▸ Task to complete: Your task is to output all the records below, word for word.

***** Data provided *****

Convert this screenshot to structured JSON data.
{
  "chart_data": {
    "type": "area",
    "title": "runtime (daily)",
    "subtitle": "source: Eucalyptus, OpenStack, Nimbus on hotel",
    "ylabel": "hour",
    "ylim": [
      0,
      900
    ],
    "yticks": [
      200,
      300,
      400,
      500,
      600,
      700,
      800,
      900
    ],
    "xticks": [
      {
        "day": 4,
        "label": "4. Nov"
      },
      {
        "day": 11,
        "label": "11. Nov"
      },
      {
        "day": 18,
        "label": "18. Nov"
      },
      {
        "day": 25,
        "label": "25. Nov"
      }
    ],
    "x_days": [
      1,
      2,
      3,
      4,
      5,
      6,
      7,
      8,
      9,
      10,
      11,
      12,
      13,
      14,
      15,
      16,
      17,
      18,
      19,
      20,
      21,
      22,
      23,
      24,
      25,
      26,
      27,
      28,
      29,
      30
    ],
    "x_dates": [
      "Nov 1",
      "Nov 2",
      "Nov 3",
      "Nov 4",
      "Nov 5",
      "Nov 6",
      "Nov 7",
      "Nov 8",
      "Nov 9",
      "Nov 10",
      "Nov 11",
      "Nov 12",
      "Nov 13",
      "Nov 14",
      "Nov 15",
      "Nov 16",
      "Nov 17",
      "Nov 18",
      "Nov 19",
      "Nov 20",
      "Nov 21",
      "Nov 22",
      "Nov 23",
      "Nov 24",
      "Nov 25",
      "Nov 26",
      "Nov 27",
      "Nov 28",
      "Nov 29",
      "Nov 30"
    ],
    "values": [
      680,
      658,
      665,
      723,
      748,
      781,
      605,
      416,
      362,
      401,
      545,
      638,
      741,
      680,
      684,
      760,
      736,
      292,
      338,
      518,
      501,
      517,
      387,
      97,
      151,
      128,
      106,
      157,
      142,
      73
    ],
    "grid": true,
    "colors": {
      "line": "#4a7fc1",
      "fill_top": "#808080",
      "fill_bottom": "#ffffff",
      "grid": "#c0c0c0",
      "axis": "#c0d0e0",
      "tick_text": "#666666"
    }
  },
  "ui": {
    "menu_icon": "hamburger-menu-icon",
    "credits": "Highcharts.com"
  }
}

*****

▸ Result of this task:
Convert this screenshot to structured JSON data.
{
  "chart_data": {
    "type": "area",
    "title": "runtime (daily)",
    "subtitle": "source: Eucalyptus, OpenStack, Nimbus on hotel",
    "ylabel": "hour",
    "ylim": [
      0,
      900
    ],
    "yticks": [
      200,
      300,
      400,
      500,
      600,
      700,
      800,
      900
    ],
    "xticks": [
      {
        "day": 4,
        "label": "4. Nov"
      },
      {
        "day": 11,
        "label": "11. Nov"
      },
      {
        "day": 18,
        "label": "18. Nov"
      },
      {
        "day": 25,
        "label": "25. Nov"
      }
    ],
    "x_days": [
      1,
      2,
      3,
      4,
      5,
      6,
      7,
      8,
      9,
      10,
      11,
      12,
      13,
      14,
      15,
      16,
      17,
      18,
      19,
      20,
      21,
      22,
      23,
      24,
      25,
      26,
      27,
      28,
      29,
      30
    ],
    "x_dates": [
      "Nov 1",
      "Nov 2",
      "Nov 3",
      "Nov 4",
      "Nov 5",
      "Nov 6",
      "Nov 7",
      "Nov 8",
      "Nov 9",
      "Nov 10",
      "Nov 11",
      "Nov 12",
      "Nov 13",
      "Nov 14",
      "Nov 15",
      "Nov 16",
      "Nov 17",
      "Nov 18",
      "Nov 19",
      "Nov 20",
      "Nov 21",
      "Nov 22",
      "Nov 23",
      "Nov 24",
      "Nov 25",
      "Nov 26",
      "Nov 27",
      "Nov 28",
      "Nov 29",
      "Nov 30"
    ],
    "values": [
      680,
      658,
      665,
      723,
      748,
      781,
      605,
      416,
      362,
      401,
      545,
      638,
      741,
      680,
      684,
      760,
      736,
      292,
      338,
      518,
      501,
      517,
      387,
      97,
      151,
      128,
      106,
      157,
      142,
      73
    ],
    "grid": true,
    "colors": {
      "line": "#4a7fc1",
      "fill_top": "#808080",
      "fill_bottom": "#ffffff",
      "grid": "#c0c0c0",
      "axis": "#c0d0e0",
      "tick_text": "#666666"
    }
  },
  "ui": {
    "menu_icon": "hamburger-menu-icon",
    "credits": "Highcharts.com"
  }
}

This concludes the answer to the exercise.